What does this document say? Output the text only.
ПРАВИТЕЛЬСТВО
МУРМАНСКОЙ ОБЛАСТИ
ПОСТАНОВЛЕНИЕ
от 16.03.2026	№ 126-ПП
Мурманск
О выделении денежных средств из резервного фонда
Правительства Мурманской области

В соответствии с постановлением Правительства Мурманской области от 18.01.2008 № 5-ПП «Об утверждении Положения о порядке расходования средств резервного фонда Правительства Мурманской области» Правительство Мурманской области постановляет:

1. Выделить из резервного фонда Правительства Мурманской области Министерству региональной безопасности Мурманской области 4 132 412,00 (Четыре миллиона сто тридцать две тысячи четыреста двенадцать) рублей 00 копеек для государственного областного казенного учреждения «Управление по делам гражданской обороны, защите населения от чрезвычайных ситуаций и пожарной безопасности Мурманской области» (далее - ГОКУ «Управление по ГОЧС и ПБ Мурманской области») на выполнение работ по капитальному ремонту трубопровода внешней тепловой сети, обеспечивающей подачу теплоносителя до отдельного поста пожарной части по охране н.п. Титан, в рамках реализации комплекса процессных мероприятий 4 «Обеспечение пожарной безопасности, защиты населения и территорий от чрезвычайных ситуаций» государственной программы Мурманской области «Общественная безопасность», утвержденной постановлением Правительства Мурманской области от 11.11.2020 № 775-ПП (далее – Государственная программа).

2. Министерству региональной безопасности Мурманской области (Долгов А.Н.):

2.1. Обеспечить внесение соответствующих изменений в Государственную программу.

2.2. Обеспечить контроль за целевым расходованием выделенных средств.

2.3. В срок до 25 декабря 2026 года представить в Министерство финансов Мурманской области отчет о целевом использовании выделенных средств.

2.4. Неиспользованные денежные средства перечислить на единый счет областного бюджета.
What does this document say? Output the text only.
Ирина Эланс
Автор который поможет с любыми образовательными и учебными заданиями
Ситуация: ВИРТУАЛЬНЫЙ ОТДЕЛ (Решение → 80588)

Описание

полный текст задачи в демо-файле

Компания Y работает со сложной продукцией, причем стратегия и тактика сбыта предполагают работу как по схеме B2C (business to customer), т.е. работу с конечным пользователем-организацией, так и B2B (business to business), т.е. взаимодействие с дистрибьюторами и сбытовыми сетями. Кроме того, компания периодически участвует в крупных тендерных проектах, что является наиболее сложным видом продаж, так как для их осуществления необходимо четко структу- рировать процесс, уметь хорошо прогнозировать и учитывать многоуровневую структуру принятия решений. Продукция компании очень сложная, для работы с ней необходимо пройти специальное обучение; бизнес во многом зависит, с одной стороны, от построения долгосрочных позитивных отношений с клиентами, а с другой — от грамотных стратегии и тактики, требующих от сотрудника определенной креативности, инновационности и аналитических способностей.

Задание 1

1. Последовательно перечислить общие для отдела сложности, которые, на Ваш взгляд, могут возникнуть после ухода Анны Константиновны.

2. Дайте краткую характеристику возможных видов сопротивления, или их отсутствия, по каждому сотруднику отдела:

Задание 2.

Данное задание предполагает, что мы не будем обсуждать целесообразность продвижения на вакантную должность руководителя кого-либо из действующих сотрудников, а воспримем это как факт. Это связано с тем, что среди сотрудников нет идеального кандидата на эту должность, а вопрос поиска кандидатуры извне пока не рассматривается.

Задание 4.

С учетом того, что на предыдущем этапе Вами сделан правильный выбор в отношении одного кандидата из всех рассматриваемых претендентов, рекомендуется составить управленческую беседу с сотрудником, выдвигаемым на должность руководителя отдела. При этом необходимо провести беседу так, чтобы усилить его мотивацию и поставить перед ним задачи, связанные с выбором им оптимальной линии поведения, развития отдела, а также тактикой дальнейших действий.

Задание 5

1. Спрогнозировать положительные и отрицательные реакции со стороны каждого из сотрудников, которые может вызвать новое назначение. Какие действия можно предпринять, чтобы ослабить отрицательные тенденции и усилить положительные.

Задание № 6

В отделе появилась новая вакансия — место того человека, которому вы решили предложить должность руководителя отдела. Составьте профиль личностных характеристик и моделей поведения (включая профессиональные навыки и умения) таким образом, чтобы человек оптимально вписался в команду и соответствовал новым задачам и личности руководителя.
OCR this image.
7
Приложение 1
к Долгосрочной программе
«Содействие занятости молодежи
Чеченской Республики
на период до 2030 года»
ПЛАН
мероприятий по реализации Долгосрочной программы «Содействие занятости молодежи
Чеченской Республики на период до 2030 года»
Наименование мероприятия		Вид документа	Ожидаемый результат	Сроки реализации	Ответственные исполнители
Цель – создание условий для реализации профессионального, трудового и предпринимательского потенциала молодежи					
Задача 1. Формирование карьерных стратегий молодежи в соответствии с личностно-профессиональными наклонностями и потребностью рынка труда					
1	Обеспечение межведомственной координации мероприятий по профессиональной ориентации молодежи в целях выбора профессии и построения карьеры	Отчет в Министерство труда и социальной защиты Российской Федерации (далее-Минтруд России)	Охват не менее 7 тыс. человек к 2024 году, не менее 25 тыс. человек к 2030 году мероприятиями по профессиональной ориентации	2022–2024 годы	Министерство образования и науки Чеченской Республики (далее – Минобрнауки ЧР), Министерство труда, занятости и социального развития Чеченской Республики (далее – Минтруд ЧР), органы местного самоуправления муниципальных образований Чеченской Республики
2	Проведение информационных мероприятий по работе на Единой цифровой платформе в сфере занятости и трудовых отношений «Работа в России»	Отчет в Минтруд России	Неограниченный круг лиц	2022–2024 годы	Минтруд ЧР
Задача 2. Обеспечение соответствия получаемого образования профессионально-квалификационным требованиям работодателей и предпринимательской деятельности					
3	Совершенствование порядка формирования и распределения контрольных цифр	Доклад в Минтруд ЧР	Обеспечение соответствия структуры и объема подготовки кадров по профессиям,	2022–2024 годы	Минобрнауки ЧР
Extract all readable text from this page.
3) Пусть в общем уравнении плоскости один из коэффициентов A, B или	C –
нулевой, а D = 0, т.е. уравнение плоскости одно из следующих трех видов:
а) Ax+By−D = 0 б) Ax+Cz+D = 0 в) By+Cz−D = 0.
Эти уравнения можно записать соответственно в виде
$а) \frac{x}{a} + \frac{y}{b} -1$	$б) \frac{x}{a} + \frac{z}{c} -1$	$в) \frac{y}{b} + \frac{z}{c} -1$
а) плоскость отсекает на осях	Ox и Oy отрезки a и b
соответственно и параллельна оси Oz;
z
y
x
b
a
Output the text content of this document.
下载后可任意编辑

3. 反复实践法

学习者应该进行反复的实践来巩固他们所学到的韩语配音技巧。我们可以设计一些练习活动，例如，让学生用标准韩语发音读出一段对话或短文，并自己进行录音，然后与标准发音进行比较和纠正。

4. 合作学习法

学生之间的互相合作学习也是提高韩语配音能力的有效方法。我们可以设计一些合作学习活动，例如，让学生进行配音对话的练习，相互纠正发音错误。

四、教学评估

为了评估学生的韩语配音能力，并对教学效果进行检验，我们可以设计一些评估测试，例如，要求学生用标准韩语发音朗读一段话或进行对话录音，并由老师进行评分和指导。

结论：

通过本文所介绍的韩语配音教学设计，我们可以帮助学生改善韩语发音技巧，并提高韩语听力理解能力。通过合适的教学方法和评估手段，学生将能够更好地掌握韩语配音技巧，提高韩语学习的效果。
◆ ◆ ◆ ◆
> What you will do
Scan the material above. Extract every line in which the word "которые" occurs.

> Exercise answer
1. Последовательно перечислить общие для отдела сложности, которые, на Ваш взгляд, могут возникнуть после ухода Анны Константиновны.
1. Спрогнозировать положительные и отрицательные реакции со стороны каждого из сотрудников, которые может вызвать новое назначение. Какие действия можно предпринять, чтобы ослабить отрицательные тенденции и усилить положительные.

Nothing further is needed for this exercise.